> [SHORT TASK]
Tally the lines in the records underneath that contain the string "screenshot", and state the figure by itself.
[Begin GIVEN RECORDS]
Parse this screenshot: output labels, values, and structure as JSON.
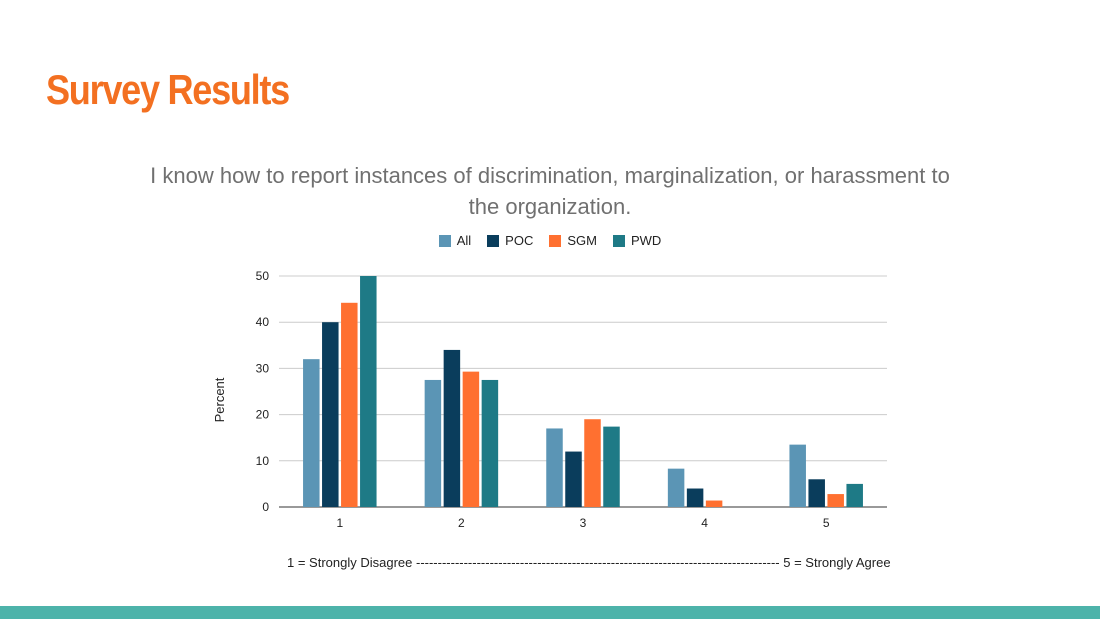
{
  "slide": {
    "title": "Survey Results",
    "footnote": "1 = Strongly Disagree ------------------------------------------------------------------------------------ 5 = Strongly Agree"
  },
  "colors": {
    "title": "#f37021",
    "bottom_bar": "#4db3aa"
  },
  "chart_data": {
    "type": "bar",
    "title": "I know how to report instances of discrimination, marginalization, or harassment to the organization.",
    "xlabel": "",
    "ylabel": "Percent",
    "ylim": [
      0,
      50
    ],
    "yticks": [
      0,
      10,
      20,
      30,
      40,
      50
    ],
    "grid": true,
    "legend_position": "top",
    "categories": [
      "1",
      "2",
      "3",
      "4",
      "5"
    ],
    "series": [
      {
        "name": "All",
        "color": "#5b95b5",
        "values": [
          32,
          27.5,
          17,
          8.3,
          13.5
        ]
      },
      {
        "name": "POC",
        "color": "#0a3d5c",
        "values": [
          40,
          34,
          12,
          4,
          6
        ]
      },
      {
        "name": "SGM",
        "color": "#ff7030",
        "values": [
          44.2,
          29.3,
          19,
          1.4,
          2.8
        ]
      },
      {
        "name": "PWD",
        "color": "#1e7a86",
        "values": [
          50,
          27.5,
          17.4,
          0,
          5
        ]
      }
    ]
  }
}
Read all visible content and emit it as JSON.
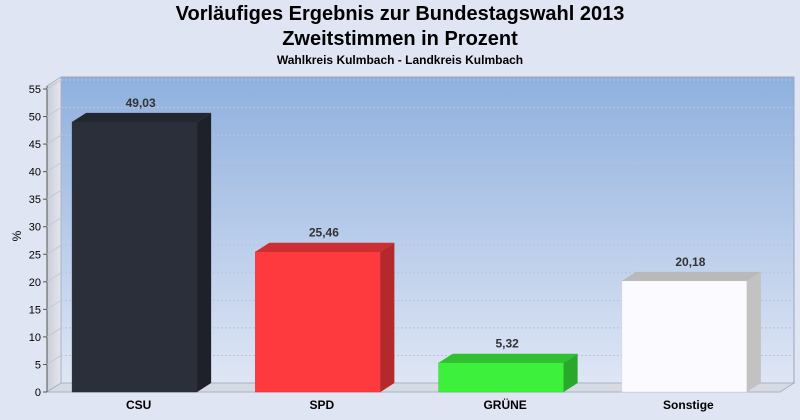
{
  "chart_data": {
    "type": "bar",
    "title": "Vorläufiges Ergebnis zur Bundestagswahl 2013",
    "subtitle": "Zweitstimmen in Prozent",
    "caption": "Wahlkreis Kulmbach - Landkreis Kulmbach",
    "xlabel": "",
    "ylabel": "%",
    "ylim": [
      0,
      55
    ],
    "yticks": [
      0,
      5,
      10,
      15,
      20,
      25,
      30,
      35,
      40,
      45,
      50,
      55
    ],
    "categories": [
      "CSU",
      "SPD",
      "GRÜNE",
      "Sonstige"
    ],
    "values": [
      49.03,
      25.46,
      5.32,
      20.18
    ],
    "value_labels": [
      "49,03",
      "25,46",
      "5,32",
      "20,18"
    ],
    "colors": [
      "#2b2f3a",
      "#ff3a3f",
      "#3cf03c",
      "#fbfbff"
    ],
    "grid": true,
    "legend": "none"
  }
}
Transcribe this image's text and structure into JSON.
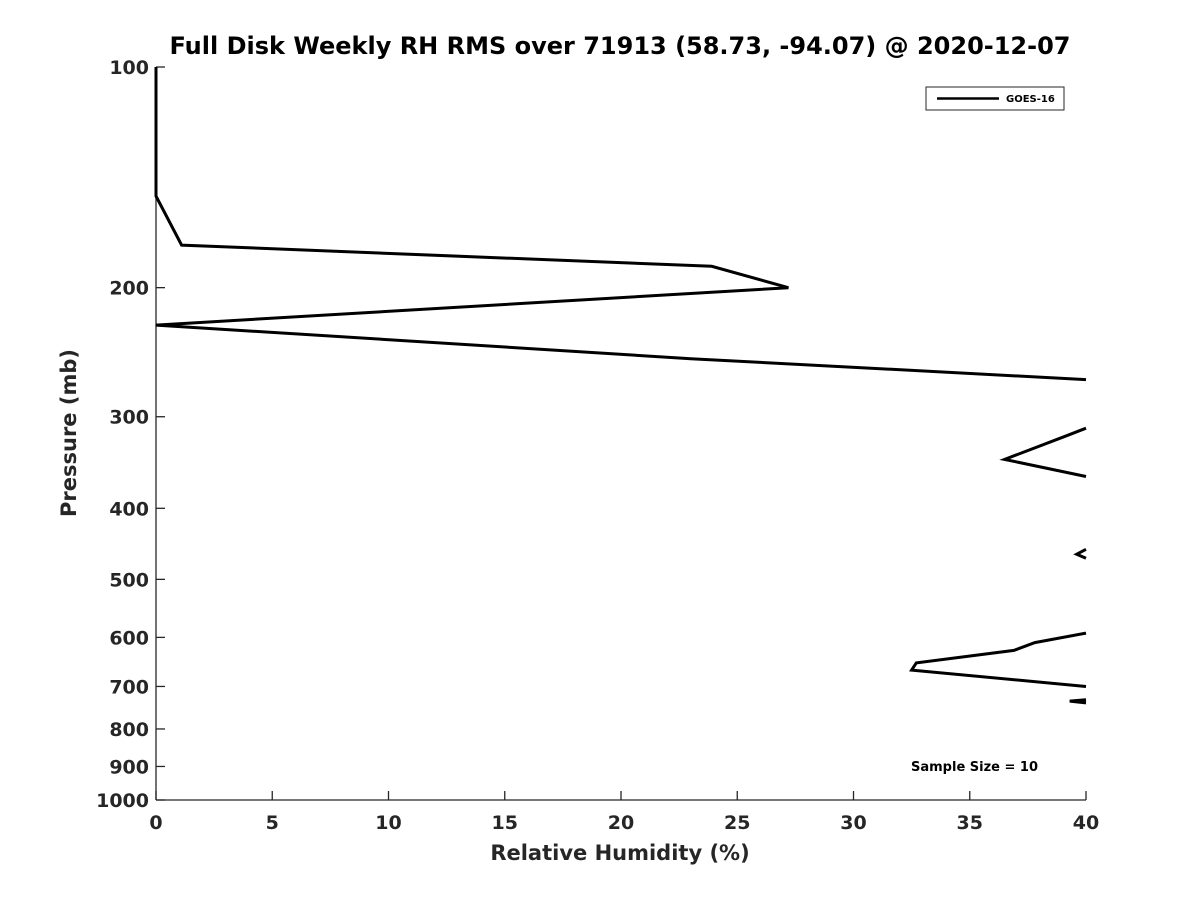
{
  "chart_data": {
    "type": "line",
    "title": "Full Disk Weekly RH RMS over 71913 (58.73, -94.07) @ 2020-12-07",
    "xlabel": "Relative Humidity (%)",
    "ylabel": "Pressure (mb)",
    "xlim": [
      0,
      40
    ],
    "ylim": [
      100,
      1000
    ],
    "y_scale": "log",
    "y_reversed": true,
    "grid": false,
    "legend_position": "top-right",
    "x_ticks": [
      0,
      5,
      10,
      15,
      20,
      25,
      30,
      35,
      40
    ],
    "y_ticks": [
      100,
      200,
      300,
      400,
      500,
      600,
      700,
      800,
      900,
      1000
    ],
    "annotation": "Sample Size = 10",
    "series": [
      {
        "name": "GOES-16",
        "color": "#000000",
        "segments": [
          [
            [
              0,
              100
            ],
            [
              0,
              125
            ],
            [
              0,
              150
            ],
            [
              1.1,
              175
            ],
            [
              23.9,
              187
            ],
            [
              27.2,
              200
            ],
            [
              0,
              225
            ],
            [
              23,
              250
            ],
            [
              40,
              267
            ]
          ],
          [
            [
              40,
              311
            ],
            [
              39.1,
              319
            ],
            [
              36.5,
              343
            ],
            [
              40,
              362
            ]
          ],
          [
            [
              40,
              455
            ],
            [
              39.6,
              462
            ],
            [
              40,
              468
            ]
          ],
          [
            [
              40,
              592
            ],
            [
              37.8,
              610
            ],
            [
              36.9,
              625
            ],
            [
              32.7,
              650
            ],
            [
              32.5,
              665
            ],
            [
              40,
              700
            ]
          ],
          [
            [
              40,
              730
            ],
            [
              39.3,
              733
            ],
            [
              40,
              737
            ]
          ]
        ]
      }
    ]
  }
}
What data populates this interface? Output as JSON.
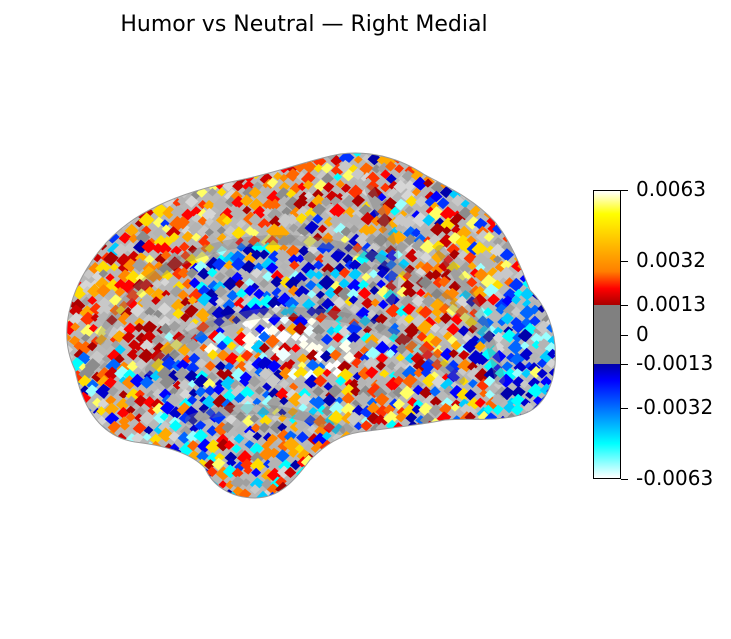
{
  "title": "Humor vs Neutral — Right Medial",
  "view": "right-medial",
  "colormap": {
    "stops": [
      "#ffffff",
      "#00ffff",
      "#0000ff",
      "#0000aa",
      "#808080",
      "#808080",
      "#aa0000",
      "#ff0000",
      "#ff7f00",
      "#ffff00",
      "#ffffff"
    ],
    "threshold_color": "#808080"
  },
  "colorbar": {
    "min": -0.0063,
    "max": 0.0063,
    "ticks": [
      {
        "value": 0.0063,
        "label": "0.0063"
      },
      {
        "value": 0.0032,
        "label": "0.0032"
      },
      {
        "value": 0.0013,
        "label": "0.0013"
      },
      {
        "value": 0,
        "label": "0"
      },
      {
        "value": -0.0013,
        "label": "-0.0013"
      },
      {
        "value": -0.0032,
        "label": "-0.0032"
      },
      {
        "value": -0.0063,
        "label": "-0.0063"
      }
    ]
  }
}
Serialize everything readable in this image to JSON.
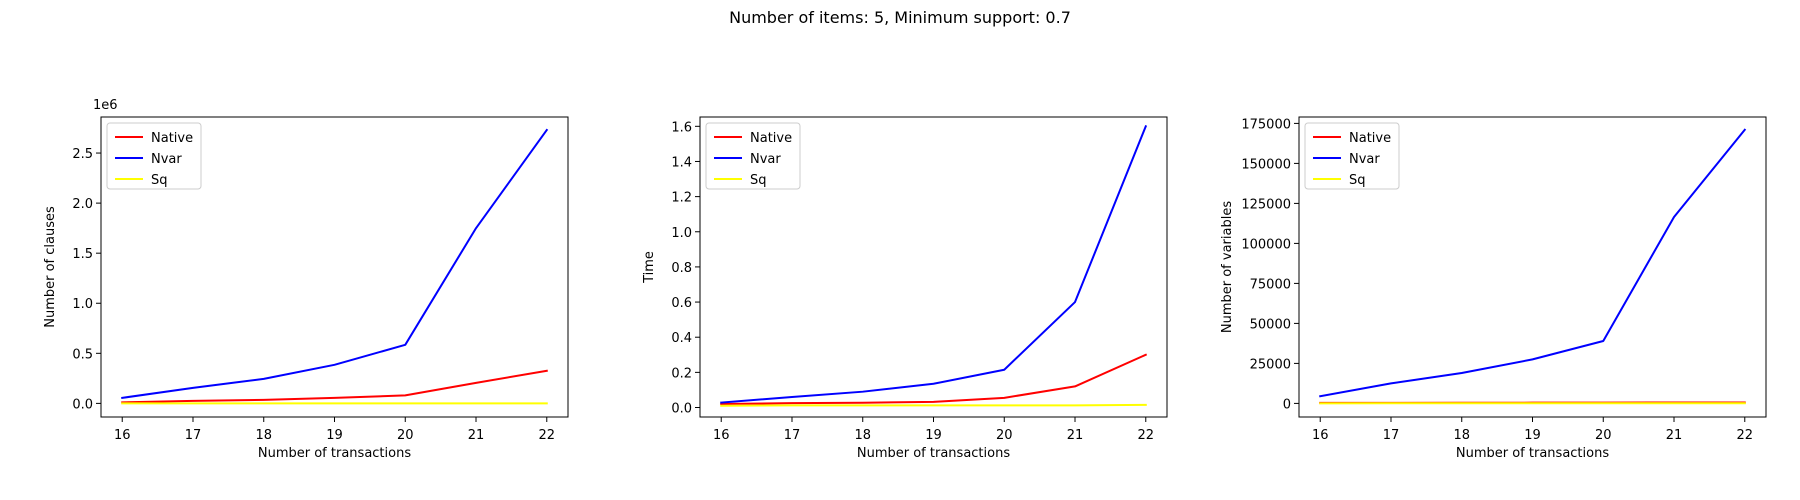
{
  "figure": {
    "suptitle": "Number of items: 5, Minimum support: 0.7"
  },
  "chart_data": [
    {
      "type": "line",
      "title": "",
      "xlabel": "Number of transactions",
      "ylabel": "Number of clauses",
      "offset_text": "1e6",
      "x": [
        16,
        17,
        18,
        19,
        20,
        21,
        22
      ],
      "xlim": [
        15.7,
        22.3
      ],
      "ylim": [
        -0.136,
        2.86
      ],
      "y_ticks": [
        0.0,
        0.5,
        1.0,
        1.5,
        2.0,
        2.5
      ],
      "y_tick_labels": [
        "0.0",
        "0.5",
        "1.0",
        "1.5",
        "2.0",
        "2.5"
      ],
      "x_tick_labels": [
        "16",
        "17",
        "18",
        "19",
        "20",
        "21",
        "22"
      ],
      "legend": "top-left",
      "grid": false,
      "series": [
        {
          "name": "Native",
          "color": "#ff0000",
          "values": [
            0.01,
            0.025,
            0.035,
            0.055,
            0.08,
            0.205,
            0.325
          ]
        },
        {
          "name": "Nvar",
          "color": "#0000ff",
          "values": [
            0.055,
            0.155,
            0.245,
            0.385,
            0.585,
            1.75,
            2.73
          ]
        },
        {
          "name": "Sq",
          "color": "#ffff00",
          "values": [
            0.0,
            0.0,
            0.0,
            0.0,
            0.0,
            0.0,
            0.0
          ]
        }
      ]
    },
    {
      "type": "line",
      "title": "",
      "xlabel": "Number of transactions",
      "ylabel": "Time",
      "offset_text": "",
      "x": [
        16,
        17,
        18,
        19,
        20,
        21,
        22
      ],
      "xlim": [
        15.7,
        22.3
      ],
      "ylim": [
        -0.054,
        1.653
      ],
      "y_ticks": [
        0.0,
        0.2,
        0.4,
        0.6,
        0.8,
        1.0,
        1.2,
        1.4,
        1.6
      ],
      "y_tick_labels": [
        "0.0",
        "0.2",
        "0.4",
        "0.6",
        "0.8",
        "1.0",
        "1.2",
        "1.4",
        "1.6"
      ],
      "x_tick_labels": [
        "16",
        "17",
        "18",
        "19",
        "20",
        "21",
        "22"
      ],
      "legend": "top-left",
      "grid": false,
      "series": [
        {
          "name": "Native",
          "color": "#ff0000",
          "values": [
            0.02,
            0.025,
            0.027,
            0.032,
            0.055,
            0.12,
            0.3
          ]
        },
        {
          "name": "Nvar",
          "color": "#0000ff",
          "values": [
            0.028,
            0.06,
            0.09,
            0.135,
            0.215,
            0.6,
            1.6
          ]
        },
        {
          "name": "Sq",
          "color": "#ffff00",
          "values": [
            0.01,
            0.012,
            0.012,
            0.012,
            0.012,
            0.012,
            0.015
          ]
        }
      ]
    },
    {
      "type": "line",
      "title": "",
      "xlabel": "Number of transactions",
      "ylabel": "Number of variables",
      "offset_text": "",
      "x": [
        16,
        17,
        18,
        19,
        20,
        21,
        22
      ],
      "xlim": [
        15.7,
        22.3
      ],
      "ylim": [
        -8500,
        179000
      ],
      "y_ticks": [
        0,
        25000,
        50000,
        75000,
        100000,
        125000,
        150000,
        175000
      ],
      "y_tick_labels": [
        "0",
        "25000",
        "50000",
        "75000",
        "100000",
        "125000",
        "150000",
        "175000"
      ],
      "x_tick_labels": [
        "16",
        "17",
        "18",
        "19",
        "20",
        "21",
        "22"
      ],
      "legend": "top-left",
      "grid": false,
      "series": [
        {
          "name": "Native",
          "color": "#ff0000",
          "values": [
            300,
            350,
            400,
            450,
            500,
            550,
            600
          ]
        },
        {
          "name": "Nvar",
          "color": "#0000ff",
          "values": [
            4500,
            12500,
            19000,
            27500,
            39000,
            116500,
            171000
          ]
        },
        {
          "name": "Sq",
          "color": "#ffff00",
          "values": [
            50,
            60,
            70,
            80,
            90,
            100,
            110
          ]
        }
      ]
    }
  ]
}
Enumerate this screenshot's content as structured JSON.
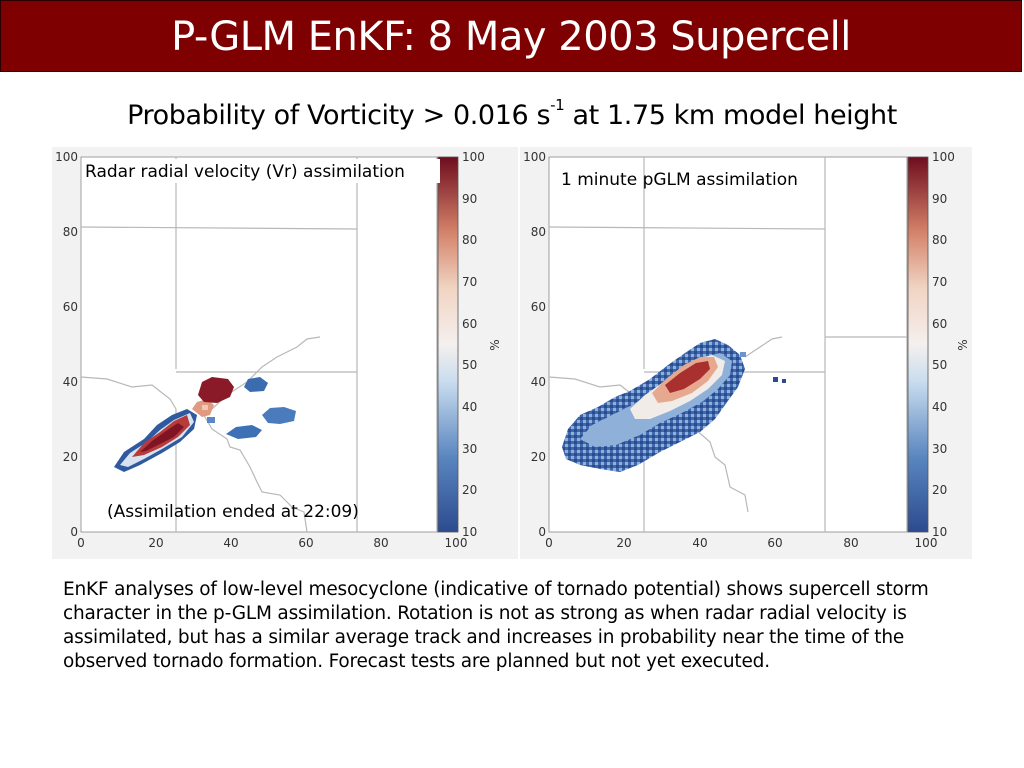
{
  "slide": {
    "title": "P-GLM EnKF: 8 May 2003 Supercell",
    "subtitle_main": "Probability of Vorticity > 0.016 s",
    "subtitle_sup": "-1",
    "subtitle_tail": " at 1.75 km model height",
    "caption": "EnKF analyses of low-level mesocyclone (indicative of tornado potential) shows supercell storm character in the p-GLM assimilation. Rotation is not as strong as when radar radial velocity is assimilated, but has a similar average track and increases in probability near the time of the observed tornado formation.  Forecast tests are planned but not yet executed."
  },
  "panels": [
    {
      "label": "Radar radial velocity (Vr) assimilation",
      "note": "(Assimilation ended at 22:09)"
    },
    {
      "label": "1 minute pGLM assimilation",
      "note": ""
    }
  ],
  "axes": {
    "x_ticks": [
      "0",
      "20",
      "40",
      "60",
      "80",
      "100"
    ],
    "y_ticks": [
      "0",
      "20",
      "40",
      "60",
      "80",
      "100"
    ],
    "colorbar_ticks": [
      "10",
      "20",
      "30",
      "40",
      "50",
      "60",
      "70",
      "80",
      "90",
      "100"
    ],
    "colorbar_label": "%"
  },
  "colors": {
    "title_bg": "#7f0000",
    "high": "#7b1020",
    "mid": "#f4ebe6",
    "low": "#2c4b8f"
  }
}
[End GIVEN RECORDS]
> [EXERCISE SOLUTION]
2